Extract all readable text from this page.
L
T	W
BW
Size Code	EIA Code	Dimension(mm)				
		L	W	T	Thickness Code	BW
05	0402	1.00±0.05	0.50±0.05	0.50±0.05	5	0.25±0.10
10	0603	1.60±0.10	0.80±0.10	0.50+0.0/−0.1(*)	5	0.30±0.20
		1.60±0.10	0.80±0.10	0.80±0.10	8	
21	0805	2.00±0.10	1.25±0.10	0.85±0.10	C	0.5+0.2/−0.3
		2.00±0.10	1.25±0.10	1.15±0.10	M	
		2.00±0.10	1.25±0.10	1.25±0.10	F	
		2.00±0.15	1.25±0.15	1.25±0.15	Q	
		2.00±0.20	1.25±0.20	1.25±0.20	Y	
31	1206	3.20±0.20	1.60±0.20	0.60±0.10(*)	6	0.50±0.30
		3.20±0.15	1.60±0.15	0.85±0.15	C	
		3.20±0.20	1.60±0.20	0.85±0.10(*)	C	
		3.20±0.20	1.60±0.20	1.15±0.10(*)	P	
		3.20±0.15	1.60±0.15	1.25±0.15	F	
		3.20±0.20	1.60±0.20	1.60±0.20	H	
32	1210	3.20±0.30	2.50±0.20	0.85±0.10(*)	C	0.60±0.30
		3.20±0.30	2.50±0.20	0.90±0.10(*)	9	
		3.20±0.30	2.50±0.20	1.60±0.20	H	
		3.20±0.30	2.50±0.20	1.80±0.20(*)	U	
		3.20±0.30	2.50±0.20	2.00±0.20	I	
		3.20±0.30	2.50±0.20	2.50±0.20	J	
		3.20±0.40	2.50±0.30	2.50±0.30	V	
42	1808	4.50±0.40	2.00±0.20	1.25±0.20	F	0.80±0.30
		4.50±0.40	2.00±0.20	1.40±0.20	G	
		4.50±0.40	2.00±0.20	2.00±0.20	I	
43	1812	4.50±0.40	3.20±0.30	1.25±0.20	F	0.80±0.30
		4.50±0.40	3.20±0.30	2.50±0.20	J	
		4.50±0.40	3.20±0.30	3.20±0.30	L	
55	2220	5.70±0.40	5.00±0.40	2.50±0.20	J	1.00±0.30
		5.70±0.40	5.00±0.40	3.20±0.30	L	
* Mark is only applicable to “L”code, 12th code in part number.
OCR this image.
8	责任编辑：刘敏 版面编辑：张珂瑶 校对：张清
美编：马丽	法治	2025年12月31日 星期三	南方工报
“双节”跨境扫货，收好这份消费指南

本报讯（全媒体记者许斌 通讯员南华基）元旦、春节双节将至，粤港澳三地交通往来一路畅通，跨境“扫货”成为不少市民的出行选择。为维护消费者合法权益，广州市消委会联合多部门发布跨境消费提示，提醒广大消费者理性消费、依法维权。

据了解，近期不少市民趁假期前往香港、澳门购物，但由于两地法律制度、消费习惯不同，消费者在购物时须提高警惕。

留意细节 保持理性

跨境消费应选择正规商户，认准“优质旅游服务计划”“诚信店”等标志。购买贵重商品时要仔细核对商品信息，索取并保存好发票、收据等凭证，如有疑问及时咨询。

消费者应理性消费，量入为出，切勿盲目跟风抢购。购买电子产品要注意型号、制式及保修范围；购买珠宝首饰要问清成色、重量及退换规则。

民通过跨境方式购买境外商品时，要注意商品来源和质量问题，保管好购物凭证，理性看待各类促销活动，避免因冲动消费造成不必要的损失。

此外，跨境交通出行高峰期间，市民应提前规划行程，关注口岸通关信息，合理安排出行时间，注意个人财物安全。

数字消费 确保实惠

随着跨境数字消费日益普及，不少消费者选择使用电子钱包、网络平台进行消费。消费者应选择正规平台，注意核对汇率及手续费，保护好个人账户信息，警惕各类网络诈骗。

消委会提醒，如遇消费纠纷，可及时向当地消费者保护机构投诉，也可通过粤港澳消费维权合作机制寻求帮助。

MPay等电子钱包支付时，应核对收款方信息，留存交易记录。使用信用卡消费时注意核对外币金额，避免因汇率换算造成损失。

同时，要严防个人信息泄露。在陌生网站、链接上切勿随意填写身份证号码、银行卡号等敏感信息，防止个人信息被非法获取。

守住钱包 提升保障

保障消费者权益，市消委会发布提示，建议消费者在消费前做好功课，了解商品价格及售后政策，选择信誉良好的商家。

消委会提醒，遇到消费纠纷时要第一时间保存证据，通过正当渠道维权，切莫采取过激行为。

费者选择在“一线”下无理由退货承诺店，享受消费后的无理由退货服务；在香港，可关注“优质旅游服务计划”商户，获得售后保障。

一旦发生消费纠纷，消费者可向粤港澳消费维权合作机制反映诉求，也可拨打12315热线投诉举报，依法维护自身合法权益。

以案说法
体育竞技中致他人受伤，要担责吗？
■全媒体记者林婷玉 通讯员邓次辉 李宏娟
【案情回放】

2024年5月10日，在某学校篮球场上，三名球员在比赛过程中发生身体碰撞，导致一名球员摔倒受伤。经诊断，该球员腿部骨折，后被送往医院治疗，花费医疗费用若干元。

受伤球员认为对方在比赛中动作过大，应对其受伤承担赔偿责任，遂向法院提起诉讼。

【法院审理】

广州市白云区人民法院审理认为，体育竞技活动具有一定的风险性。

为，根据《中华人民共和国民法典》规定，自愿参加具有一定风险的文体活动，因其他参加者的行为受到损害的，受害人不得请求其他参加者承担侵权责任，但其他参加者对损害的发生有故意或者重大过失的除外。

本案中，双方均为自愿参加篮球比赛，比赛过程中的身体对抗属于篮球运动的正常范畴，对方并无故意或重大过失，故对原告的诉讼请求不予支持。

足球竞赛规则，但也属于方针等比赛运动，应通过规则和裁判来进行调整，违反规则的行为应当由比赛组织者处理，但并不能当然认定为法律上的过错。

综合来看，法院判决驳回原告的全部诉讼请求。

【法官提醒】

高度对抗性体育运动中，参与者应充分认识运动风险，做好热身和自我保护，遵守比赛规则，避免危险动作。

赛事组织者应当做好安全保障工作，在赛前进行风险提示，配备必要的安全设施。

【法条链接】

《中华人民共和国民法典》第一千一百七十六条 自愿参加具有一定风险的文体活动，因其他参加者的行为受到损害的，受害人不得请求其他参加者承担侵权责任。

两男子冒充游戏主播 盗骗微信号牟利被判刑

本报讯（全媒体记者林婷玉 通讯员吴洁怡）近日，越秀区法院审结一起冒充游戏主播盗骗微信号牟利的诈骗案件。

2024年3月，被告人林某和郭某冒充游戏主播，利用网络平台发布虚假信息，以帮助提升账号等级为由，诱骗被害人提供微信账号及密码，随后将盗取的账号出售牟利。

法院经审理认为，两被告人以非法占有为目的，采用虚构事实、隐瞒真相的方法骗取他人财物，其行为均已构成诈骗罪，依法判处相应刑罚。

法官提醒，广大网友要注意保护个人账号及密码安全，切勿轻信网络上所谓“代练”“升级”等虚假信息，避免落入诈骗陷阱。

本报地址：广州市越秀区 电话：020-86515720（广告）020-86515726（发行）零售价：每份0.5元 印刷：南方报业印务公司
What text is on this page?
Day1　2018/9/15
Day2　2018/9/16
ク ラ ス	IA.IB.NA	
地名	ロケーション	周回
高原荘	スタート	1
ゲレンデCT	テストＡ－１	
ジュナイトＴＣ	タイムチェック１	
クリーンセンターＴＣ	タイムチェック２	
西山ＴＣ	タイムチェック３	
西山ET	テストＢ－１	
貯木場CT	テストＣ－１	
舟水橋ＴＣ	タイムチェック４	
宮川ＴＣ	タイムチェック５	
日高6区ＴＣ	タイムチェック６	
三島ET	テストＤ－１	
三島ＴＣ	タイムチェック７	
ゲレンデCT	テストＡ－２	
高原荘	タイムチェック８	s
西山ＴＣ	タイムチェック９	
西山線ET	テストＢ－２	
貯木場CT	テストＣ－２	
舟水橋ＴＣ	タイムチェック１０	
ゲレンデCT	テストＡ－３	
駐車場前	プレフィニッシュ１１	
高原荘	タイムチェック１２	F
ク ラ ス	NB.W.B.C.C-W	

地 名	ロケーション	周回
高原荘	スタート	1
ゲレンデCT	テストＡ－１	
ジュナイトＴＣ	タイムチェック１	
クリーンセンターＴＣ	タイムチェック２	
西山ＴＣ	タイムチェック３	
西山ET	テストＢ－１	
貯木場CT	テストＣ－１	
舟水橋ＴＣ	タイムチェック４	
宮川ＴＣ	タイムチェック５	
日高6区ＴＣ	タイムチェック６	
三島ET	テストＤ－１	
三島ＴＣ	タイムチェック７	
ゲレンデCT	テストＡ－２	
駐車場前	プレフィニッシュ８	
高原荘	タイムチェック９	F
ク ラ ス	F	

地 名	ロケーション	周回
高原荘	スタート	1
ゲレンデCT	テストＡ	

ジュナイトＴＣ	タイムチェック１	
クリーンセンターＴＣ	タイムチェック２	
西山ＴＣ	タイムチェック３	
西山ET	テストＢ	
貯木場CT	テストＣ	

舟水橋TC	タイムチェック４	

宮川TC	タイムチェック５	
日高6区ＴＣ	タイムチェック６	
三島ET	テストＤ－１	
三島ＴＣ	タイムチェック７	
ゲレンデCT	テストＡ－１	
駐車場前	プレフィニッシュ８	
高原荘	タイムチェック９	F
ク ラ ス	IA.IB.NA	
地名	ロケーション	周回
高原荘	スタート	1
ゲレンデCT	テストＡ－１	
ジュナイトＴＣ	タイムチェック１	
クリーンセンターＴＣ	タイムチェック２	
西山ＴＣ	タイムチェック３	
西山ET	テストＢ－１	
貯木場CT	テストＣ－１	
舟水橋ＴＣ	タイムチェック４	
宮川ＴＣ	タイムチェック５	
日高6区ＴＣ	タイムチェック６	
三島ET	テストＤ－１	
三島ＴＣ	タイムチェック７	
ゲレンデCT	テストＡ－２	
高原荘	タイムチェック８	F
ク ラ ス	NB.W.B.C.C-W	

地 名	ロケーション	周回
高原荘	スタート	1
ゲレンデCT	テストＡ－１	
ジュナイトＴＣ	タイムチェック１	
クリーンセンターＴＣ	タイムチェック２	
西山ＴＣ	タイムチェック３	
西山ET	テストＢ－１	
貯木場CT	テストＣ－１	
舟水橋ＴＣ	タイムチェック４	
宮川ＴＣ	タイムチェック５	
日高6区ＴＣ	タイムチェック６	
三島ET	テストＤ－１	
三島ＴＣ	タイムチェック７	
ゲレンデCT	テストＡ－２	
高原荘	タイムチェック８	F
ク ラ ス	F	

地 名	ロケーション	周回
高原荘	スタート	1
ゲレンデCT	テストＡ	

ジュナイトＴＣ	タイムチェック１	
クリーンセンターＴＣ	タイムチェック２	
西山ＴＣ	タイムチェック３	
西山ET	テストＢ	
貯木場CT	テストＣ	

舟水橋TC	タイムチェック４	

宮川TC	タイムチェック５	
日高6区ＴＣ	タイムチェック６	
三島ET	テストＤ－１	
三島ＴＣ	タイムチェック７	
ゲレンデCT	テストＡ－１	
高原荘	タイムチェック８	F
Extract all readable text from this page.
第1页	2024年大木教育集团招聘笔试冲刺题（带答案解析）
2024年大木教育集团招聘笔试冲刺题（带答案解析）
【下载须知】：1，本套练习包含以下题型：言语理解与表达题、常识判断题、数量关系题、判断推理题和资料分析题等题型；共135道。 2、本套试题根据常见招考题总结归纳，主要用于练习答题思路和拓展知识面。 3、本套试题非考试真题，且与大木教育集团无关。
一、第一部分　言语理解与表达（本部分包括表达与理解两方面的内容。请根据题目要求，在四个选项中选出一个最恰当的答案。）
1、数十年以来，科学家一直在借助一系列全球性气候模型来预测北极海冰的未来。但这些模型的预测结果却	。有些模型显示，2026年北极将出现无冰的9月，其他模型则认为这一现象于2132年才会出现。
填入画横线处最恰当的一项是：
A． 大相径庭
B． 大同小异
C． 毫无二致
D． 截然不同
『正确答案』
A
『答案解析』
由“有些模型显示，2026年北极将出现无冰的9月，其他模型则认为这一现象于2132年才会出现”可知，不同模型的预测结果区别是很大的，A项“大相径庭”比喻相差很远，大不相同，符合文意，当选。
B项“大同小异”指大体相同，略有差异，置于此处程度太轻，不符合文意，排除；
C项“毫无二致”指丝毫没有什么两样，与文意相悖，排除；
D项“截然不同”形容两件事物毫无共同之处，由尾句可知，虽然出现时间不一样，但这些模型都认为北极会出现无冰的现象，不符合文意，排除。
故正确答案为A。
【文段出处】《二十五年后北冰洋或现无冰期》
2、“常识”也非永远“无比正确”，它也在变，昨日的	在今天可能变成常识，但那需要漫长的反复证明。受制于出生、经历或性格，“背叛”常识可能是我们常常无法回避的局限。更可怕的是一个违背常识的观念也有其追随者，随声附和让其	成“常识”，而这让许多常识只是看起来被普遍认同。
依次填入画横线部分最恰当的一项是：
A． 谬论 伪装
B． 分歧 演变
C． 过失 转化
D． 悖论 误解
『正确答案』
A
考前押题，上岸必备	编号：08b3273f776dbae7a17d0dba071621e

________________________

> BRIEF: From the listing above, copy every line that holds the string "this".

> RESULT OF THE EXERCISE:
Extract all readable text from this page.
OCR this image.
What text is on this page?
Extract all readable text from this page.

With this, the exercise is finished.